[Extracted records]
***

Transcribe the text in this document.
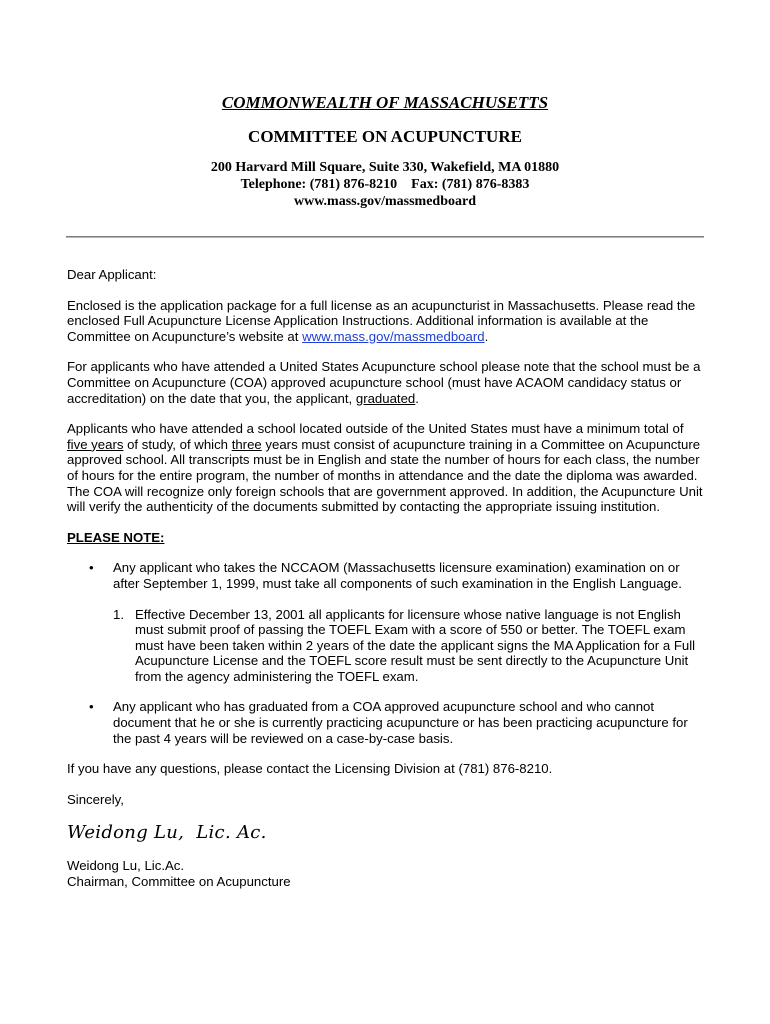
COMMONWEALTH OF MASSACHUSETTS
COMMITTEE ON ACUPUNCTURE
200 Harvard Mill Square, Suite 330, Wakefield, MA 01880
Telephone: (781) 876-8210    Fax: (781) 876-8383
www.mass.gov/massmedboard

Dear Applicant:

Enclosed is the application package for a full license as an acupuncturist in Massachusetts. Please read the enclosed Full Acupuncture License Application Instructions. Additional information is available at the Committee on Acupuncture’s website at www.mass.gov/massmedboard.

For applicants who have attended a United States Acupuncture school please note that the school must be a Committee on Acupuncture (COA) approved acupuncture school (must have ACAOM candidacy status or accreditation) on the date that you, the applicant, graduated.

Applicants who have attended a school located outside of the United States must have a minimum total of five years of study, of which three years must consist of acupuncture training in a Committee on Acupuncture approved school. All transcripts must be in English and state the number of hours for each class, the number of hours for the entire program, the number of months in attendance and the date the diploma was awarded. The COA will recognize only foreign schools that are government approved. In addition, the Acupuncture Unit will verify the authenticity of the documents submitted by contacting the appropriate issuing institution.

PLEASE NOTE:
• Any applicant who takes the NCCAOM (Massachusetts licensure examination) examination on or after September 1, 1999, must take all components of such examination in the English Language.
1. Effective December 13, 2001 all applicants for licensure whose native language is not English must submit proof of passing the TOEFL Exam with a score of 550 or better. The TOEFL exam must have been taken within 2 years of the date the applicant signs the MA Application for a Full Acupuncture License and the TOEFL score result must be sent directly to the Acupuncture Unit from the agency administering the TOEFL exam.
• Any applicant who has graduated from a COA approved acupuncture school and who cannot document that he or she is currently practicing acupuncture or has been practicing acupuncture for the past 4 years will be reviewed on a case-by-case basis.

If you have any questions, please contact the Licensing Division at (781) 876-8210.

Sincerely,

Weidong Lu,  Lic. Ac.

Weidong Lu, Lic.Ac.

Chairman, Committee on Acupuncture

***

=== WHAT THIS TASK INVOLVES ===
Without including any picture, retype the entries exactly.

=== RIGHT ANSWER ===
Transcribe the text in this document.
COMMONWEALTH OF MASSACHUSETTS
COMMITTEE ON ACUPUNCTURE
200 Harvard Mill Square, Suite 330, Wakefield, MA 01880
Telephone: (781) 876-8210    Fax: (781) 876-8383
www.mass.gov/massmedboard

Dear Applicant:

Enclosed is the application package for a full license as an acupuncturist in Massachusetts. Please read the enclosed Full Acupuncture License Application Instructions. Additional information is available at the Committee on Acupuncture’s website at www.mass.gov/massmedboard.

For applicants who have attended a United States Acupuncture school please note that the school must be a Committee on Acupuncture (COA) approved acupuncture school (must have ACAOM candidacy status or accreditation) on the date that you, the applicant, graduated.

Applicants who have attended a school located outside of the United States must have a minimum total of five years of study, of which three years must consist of acupuncture training in a Committee on Acupuncture approved school. All transcripts must be in English and state the number of hours for each class, the number of hours for the entire program, the number of months in attendance and the date the diploma was awarded. The COA will recognize only foreign schools that are government approved. In addition, the Acupuncture Unit will verify the authenticity of the documents submitted by contacting the appropriate issuing institution.

PLEASE NOTE:
• Any applicant who takes the NCCAOM (Massachusetts licensure examination) examination on or after September 1, 1999, must take all components of such examination in the English Language.
1. Effective December 13, 2001 all applicants for licensure whose native language is not English must submit proof of passing the TOEFL Exam with a score of 550 or better. The TOEFL exam must have been taken within 2 years of the date the applicant signs the MA Application for a Full Acupuncture License and the TOEFL score result must be sent directly to the Acupuncture Unit from the agency administering the TOEFL exam.
• Any applicant who has graduated from a COA approved acupuncture school and who cannot document that he or she is currently practicing acupuncture or has been practicing acupuncture for the past 4 years will be reviewed on a case-by-case basis.

If you have any questions, please contact the Licensing Division at (781) 876-8210.

Sincerely,

Weidong Lu,  Lic. Ac.

Weidong Lu, Lic.Ac.

Chairman, Committee on Acupuncture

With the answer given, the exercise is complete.